> Short task
Determine how many lines of the material hold the string "uitleg" and reply with only that number.

> Listing
───

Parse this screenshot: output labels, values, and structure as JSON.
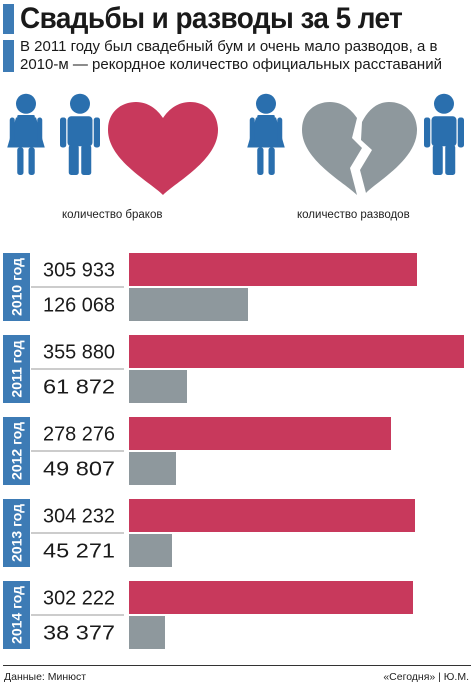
{
  "header": {
    "title": "Свадьбы и разводы за 5 лет",
    "subtitle": "В 2011 году был свадебный бум и очень мало разводов, а в 2010-м — рекордное количество официальных расставаний"
  },
  "legend": {
    "marriages_label": "количество браков",
    "divorces_label": "количество разводов"
  },
  "colors": {
    "marriages": "#c8395c",
    "divorces": "#8e989d",
    "people": "#2a6fae",
    "accent": "#3d7bb5"
  },
  "icons": [
    "woman-icon",
    "man-icon",
    "heart-icon",
    "broken-heart-icon"
  ],
  "chart_data": {
    "type": "bar",
    "orientation": "horizontal",
    "categories": [
      "2010 год",
      "2011 год",
      "2012 год",
      "2013 год",
      "2014 год"
    ],
    "series": [
      {
        "name": "количество браков",
        "values": [
          305933,
          355880,
          278276,
          304232,
          302222
        ],
        "labels": [
          "305 933",
          "355 880",
          "278 276",
          "304 232",
          "302 222"
        ]
      },
      {
        "name": "количество разводов",
        "values": [
          126068,
          61872,
          49807,
          45271,
          38377
        ],
        "labels": [
          "126 068",
          "61 872",
          "49 807",
          "45 271",
          "38 377"
        ]
      }
    ]
  },
  "footer": {
    "source": "Данные: Минюст",
    "credit": "«Сегодня» | Ю.М."
  }
}
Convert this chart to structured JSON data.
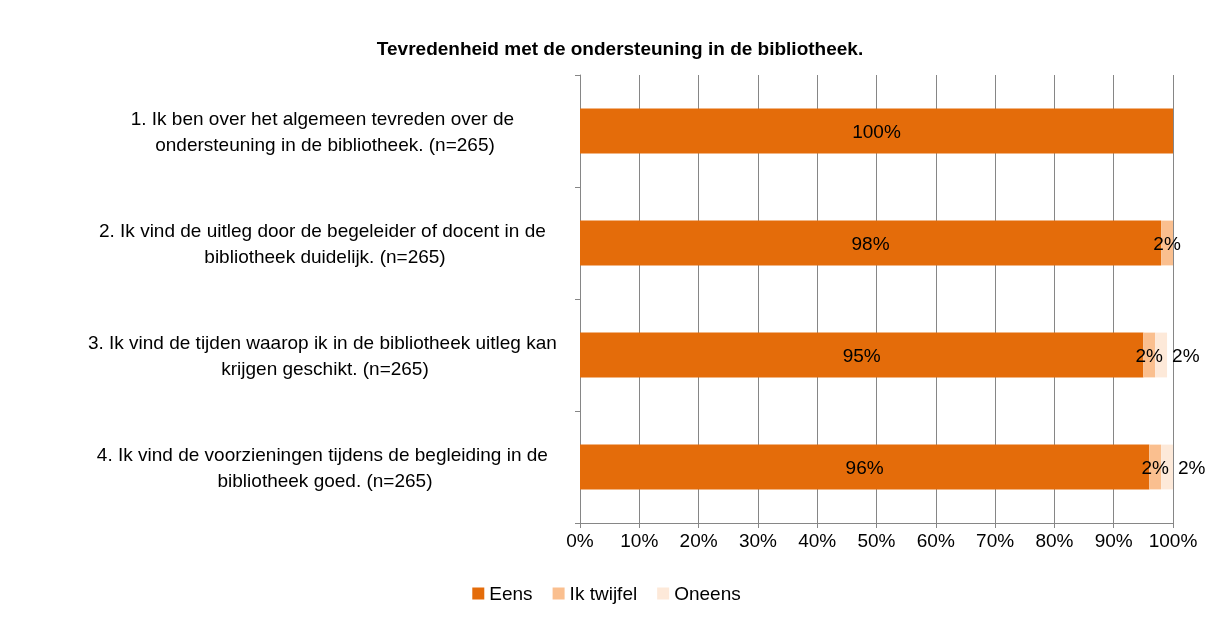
{
  "chart_data": {
    "type": "bar",
    "orientation": "horizontal",
    "stacked": true,
    "title": "Tevredenheid met de ondersteuning in de bibliotheek.",
    "categories": [
      "1. Ik ben over het algemeen tevreden over de ondersteuning in de bibliotheek. (n=265)",
      "2. Ik vind de uitleg door de begeleider of docent in de bibliotheek duidelijk. (n=265)",
      "3. Ik vind de tijden waarop ik in de bibliotheek uitleg kan krijgen geschikt. (n=265)",
      "4. Ik vind de voorzieningen tijdens de begleiding in de bibliotheek goed. (n=265)"
    ],
    "series": [
      {
        "name": "Eens",
        "color": "#e46c0a",
        "values": [
          100,
          98,
          95,
          96
        ],
        "value_labels": [
          "100%",
          "98%",
          "95%",
          "96%"
        ]
      },
      {
        "name": "Ik twijfel",
        "color": "#fabf8f",
        "values": [
          null,
          2,
          2,
          2
        ],
        "value_labels": [
          null,
          "2%",
          "2%",
          "2%"
        ]
      },
      {
        "name": "Oneens",
        "color": "#fde9d9",
        "values": [
          null,
          null,
          2,
          2
        ],
        "value_labels": [
          null,
          null,
          "2%",
          "2%"
        ]
      }
    ],
    "xlim": [
      0,
      100
    ],
    "xticks": [
      {
        "value": 0,
        "label": "0%"
      },
      {
        "value": 10,
        "label": "10%"
      },
      {
        "value": 20,
        "label": "20%"
      },
      {
        "value": 30,
        "label": "30%"
      },
      {
        "value": 40,
        "label": "40%"
      },
      {
        "value": 50,
        "label": "50%"
      },
      {
        "value": 60,
        "label": "60%"
      },
      {
        "value": 70,
        "label": "70%"
      },
      {
        "value": 80,
        "label": "80%"
      },
      {
        "value": 90,
        "label": "90%"
      },
      {
        "value": 100,
        "label": "100%"
      }
    ],
    "grid": "x",
    "legend": "bottom"
  }
}
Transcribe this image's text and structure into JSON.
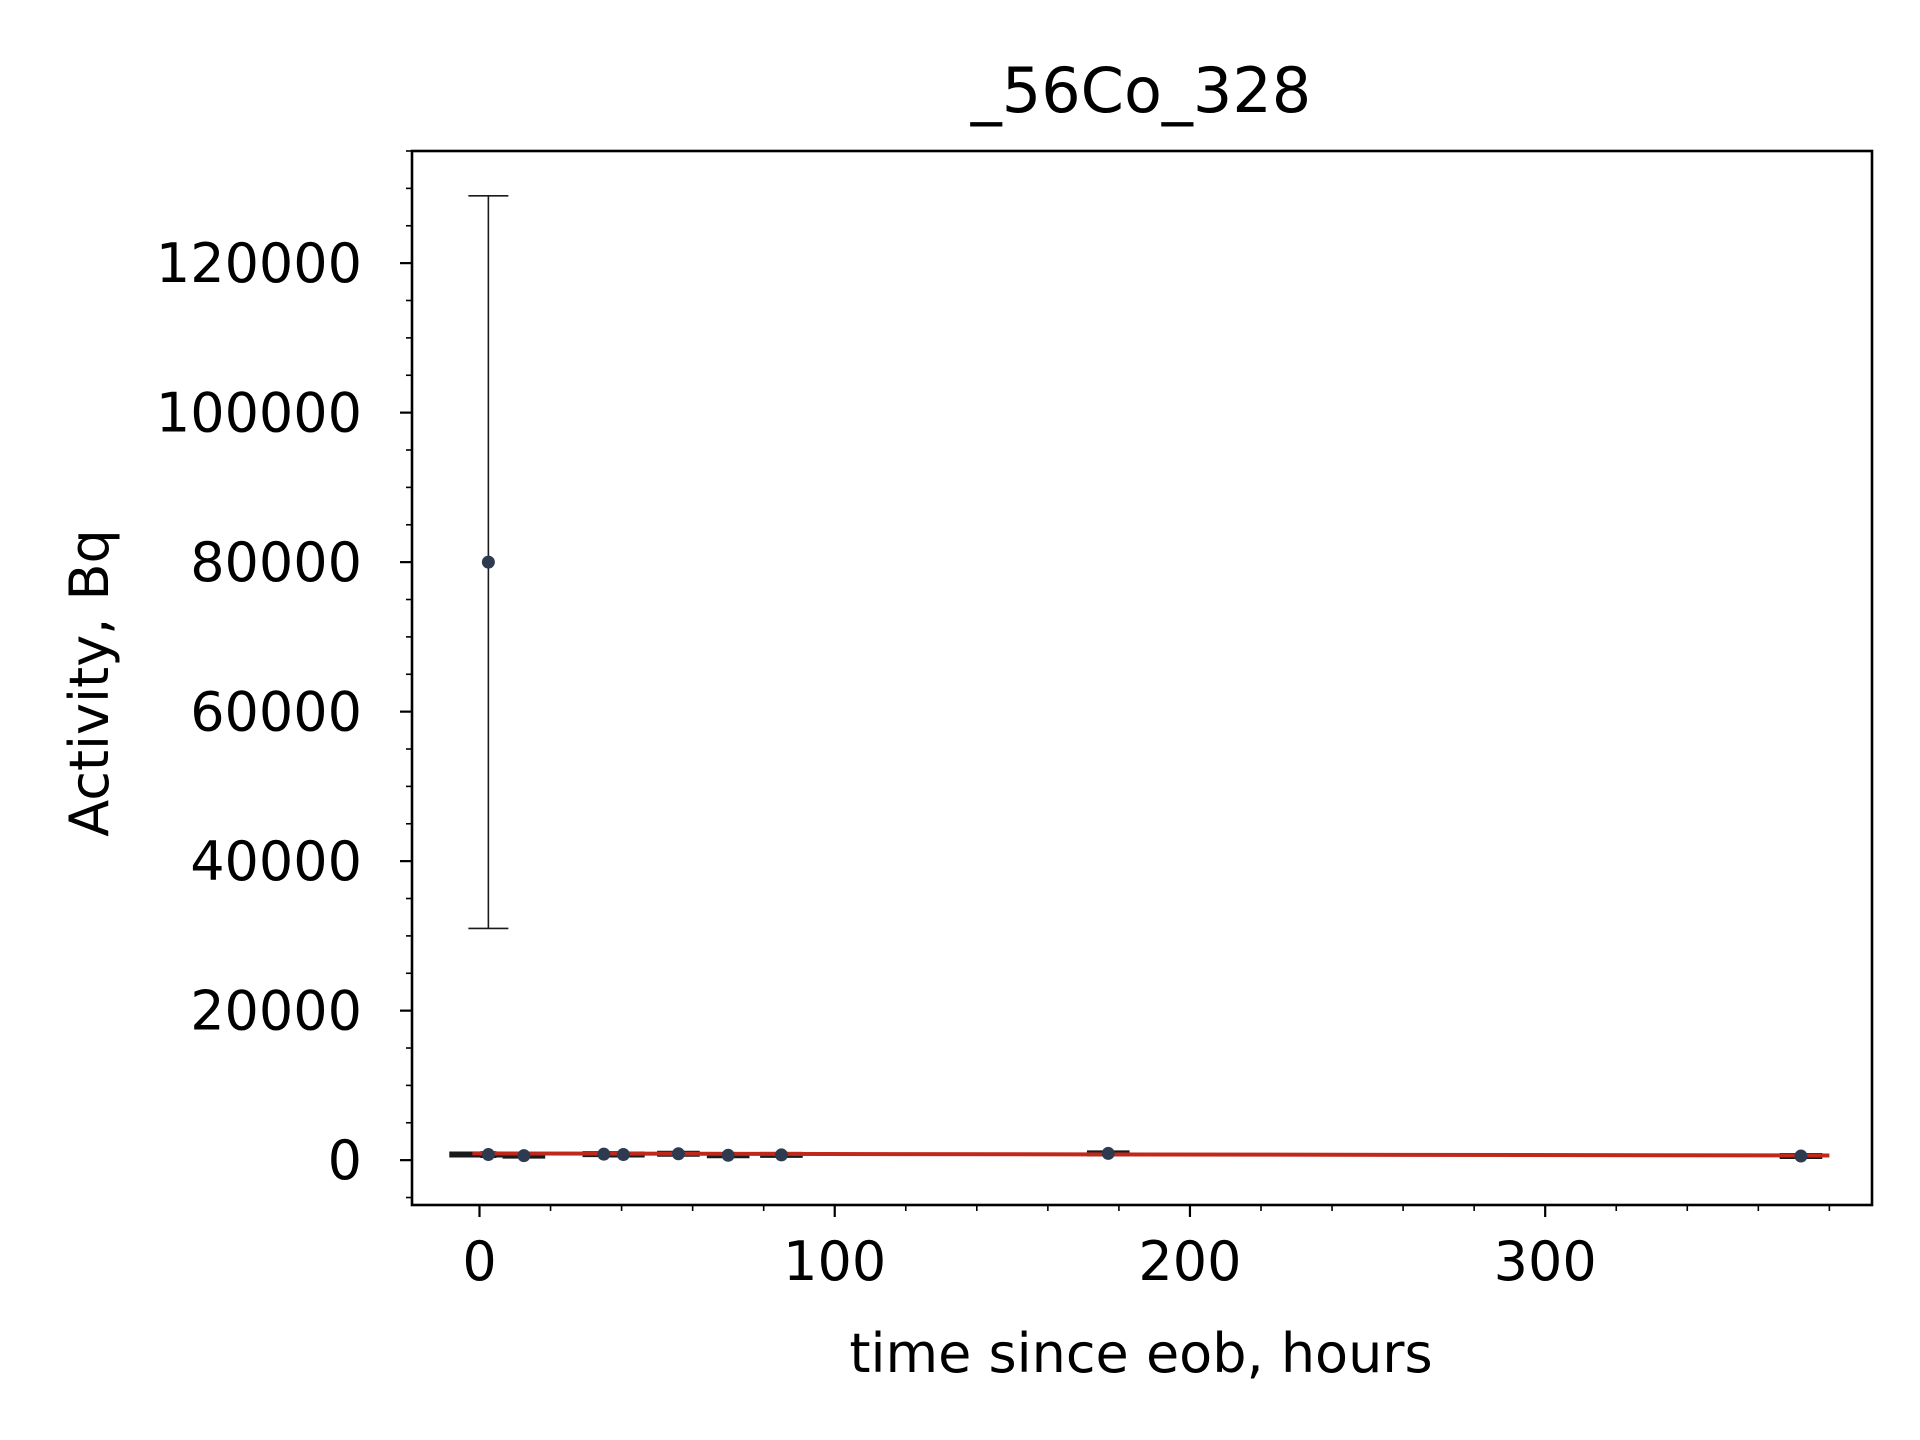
{
  "chart_data": {
    "type": "scatter",
    "title": "_56Co_328",
    "xlabel": "time since eob, hours",
    "ylabel": "Activity, Bq",
    "xlim": [
      -19,
      392
    ],
    "ylim": [
      -6000,
      135000
    ],
    "xticks": [
      0,
      100,
      200,
      300
    ],
    "yticks": [
      0,
      20000,
      40000,
      60000,
      80000,
      100000,
      120000
    ],
    "grid": false,
    "legend": false,
    "colors": {
      "points": "#2e3a4f",
      "errorbar": "#1a1a1a",
      "fit": "#c0281c",
      "axes": "#000000"
    },
    "points": [
      {
        "x": 2.5,
        "y": 80000,
        "yerr": 49000,
        "xerr": 0
      },
      {
        "x": 2.5,
        "y": 750,
        "yerr": 350,
        "xerr": 11
      },
      {
        "x": 12.5,
        "y": 600,
        "yerr": 200,
        "xerr": 6
      },
      {
        "x": 35,
        "y": 800,
        "yerr": 250,
        "xerr": 6
      },
      {
        "x": 40.5,
        "y": 750,
        "yerr": 250,
        "xerr": 6
      },
      {
        "x": 56,
        "y": 850,
        "yerr": 250,
        "xerr": 6
      },
      {
        "x": 70,
        "y": 650,
        "yerr": 200,
        "xerr": 6
      },
      {
        "x": 85,
        "y": 700,
        "yerr": 250,
        "xerr": 6
      },
      {
        "x": 177,
        "y": 900,
        "yerr": 250,
        "xerr": 6
      },
      {
        "x": 372,
        "y": 550,
        "yerr": 200,
        "xerr": 6
      }
    ],
    "fit": {
      "x": [
        -2,
        380
      ],
      "y": [
        900,
        620
      ]
    }
  }
}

───

> Result below
2